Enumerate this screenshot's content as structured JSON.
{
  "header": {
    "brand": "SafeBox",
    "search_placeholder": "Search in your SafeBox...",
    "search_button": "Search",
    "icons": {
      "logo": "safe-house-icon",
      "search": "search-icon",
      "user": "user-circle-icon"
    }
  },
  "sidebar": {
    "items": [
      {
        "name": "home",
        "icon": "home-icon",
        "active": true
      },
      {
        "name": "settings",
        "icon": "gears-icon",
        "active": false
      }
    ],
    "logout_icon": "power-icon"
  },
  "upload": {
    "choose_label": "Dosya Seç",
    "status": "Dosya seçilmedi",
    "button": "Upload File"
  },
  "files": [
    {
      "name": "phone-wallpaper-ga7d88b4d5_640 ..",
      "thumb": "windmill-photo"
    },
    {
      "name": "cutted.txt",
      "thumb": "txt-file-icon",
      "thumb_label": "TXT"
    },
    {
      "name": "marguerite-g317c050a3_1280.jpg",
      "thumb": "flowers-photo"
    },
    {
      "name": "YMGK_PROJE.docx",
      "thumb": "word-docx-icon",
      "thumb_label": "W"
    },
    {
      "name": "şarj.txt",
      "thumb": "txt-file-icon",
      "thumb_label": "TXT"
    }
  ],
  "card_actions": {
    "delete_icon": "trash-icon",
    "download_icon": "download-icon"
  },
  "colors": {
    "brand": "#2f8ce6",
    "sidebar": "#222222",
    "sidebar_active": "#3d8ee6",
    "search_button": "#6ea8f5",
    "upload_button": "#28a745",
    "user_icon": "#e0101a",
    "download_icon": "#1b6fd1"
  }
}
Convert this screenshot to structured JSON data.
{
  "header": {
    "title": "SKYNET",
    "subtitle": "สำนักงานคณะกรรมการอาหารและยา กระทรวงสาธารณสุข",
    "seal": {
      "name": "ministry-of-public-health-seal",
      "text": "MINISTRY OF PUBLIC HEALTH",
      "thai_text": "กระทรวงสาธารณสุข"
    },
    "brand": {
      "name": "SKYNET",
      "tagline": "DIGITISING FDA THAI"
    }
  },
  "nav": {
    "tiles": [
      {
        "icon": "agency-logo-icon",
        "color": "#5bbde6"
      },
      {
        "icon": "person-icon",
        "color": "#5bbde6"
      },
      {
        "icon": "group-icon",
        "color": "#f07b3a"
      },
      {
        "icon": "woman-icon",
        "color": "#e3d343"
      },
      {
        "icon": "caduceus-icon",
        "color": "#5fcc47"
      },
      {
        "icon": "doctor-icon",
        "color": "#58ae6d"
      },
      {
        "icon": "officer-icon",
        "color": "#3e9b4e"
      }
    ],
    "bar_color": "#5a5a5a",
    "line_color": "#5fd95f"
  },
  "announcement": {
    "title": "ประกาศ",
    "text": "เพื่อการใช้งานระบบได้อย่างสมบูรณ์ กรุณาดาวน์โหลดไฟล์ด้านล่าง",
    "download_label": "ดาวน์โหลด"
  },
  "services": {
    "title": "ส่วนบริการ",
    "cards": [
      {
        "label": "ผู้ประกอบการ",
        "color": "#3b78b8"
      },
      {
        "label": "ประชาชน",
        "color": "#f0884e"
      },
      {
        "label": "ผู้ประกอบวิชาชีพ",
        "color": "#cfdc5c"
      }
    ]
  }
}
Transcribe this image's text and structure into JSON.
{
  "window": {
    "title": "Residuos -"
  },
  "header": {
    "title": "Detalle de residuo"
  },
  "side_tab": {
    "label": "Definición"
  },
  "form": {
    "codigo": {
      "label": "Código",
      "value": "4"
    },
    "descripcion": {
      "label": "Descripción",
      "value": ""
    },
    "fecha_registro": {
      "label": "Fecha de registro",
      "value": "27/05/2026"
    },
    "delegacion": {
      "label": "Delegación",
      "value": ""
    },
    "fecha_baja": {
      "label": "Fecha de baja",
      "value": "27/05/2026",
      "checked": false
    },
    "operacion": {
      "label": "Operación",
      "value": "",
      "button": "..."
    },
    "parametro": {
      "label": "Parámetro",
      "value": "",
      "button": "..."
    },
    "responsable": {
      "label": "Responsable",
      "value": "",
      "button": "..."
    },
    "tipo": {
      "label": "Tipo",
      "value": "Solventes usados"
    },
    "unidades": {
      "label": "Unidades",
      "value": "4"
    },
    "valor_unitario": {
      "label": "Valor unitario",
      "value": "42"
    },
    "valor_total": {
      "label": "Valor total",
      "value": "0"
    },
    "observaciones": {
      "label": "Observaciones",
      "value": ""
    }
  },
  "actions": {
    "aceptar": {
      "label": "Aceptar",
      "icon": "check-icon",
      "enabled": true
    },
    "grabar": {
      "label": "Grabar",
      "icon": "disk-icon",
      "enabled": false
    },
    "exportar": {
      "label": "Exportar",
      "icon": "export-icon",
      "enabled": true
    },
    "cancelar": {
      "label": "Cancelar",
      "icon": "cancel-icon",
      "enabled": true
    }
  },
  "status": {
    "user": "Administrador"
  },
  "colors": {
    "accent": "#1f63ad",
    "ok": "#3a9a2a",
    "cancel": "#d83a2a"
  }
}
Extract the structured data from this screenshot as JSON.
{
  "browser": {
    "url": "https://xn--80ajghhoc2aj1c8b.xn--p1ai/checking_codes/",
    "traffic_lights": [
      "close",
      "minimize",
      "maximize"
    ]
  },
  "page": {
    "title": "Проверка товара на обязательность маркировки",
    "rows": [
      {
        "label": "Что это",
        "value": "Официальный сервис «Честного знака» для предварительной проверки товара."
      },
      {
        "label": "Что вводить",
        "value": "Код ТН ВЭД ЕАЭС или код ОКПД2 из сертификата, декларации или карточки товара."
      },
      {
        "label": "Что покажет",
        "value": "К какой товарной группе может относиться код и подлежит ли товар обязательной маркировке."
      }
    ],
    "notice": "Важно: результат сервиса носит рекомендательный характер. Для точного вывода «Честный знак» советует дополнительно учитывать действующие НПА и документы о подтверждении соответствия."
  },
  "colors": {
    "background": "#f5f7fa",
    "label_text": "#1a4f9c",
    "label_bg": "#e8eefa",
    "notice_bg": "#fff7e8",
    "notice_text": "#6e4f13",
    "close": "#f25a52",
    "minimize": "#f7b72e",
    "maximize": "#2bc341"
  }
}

•••••

**Aim of the exercise**
Restate the data above word for word, please.

**Result for this exercise**
Enumerate this screenshot's content as structured JSON.
{
  "header": {
    "brand": "SafeBox",
    "search_placeholder": "Search in your SafeBox...",
    "search_button": "Search",
    "icons": {
      "logo": "safe-house-icon",
      "search": "search-icon",
      "user": "user-circle-icon"
    }
  },
  "sidebar": {
    "items": [
      {
        "name": "home",
        "icon": "home-icon",
        "active": true
      },
      {
        "name": "settings",
        "icon": "gears-icon",
        "active": false
      }
    ],
    "logout_icon": "power-icon"
  },
  "upload": {
    "choose_label": "Dosya Seç",
    "status": "Dosya seçilmedi",
    "button": "Upload File"
  },
  "files": [
    {
      "name": "phone-wallpaper-ga7d88b4d5_640 ..",
      "thumb": "windmill-photo"
    },
    {
      "name": "cutted.txt",
      "thumb": "txt-file-icon",
      "thumb_label": "TXT"
    },
    {
      "name": "marguerite-g317c050a3_1280.jpg",
      "thumb": "flowers-photo"
    },
    {
      "name": "YMGK_PROJE.docx",
      "thumb": "word-docx-icon",
      "thumb_label": "W"
    },
    {
      "name": "şarj.txt",
      "thumb": "txt-file-icon",
      "thumb_label": "TXT"
    }
  ],
  "card_actions": {
    "delete_icon": "trash-icon",
    "download_icon": "download-icon"
  },
  "colors": {
    "brand": "#2f8ce6",
    "sidebar": "#222222",
    "sidebar_active": "#3d8ee6",
    "search_button": "#6ea8f5",
    "upload_button": "#28a745",
    "user_icon": "#e0101a",
    "download_icon": "#1b6fd1"
  }
}
Convert this screenshot to structured JSON data.
{
  "header": {
    "title": "SKYNET",
    "subtitle": "สำนักงานคณะกรรมการอาหารและยา กระทรวงสาธารณสุข",
    "seal": {
      "name": "ministry-of-public-health-seal",
      "text": "MINISTRY OF PUBLIC HEALTH",
      "thai_text": "กระทรวงสาธารณสุข"
    },
    "brand": {
      "name": "SKYNET",
      "tagline": "DIGITISING FDA THAI"
    }
  },
  "nav": {
    "tiles": [
      {
        "icon": "agency-logo-icon",
        "color": "#5bbde6"
      },
      {
        "icon": "person-icon",
        "color": "#5bbde6"
      },
      {
        "icon": "group-icon",
        "color": "#f07b3a"
      },
      {
        "icon": "woman-icon",
        "color": "#e3d343"
      },
      {
        "icon": "caduceus-icon",
        "color": "#5fcc47"
      },
      {
        "icon": "doctor-icon",
        "color": "#58ae6d"
      },
      {
        "icon": "officer-icon",
        "color": "#3e9b4e"
      }
    ],
    "bar_color": "#5a5a5a",
    "line_color": "#5fd95f"
  },
  "announcement": {
    "title": "ประกาศ",
    "text": "เพื่อการใช้งานระบบได้อย่างสมบูรณ์ กรุณาดาวน์โหลดไฟล์ด้านล่าง",
    "download_label": "ดาวน์โหลด"
  },
  "services": {
    "title": "ส่วนบริการ",
    "cards": [
      {
        "label": "ผู้ประกอบการ",
        "color": "#3b78b8"
      },
      {
        "label": "ประชาชน",
        "color": "#f0884e"
      },
      {
        "label": "ผู้ประกอบวิชาชีพ",
        "color": "#cfdc5c"
      }
    ]
  }
}
Transcribe this image's text and structure into JSON.
{
  "window": {
    "title": "Residuos -"
  },
  "header": {
    "title": "Detalle de residuo"
  },
  "side_tab": {
    "label": "Definición"
  },
  "form": {
    "codigo": {
      "label": "Código",
      "value": "4"
    },
    "descripcion": {
      "label": "Descripción",
      "value": ""
    },
    "fecha_registro": {
      "label": "Fecha de registro",
      "value": "27/05/2026"
    },
    "delegacion": {
      "label": "Delegación",
      "value": ""
    },
    "fecha_baja": {
      "label": "Fecha de baja",
      "value": "27/05/2026",
      "checked": false
    },
    "operacion": {
      "label": "Operación",
      "value": "",
      "button": "..."
    },
    "parametro": {
      "label": "Parámetro",
      "value": "",
      "button": "..."
    },
    "responsable": {
      "label": "Responsable",
      "value": "",
      "button": "..."
    },
    "tipo": {
      "label": "Tipo",
      "value": "Solventes usados"
    },
    "unidades": {
      "label": "Unidades",
      "value": "4"
    },
    "valor_unitario": {
      "label": "Valor unitario",
      "value": "42"
    },
    "valor_total": {
      "label": "Valor total",
      "value": "0"
    },
    "observaciones": {
      "label": "Observaciones",
      "value": ""
    }
  },
  "actions": {
    "aceptar": {
      "label": "Aceptar",
      "icon": "check-icon",
      "enabled": true
    },
    "grabar": {
      "label": "Grabar",
      "icon": "disk-icon",
      "enabled": false
    },
    "exportar": {
      "label": "Exportar",
      "icon": "export-icon",
      "enabled": true
    },
    "cancelar": {
      "label": "Cancelar",
      "icon": "cancel-icon",
      "enabled": true
    }
  },
  "status": {
    "user": "Administrador"
  },
  "colors": {
    "accent": "#1f63ad",
    "ok": "#3a9a2a",
    "cancel": "#d83a2a"
  }
}
Extract the structured data from this screenshot as JSON.
{
  "browser": {
    "url": "https://xn--80ajghhoc2aj1c8b.xn--p1ai/checking_codes/",
    "traffic_lights": [
      "close",
      "minimize",
      "maximize"
    ]
  },
  "page": {
    "title": "Проверка товара на обязательность маркировки",
    "rows": [
      {
        "label": "Что это",
        "value": "Официальный сервис «Честного знака» для предварительной проверки товара."
      },
      {
        "label": "Что вводить",
        "value": "Код ТН ВЭД ЕАЭС или код ОКПД2 из сертификата, декларации или карточки товара."
      },
      {
        "label": "Что покажет",
        "value": "К какой товарной группе может относиться код и подлежит ли товар обязательной маркировке."
      }
    ],
    "notice": "Важно: результат сервиса носит рекомендательный характер. Для точного вывода «Честный знак» советует дополнительно учитывать действующие НПА и документы о подтверждении соответствия."
  },
  "colors": {
    "background": "#f5f7fa",
    "label_text": "#1a4f9c",
    "label_bg": "#e8eefa",
    "notice_bg": "#fff7e8",
    "notice_text": "#6e4f13",
    "close": "#f25a52",
    "minimize": "#f7b72e",
    "maximize": "#2bc341"
  }
}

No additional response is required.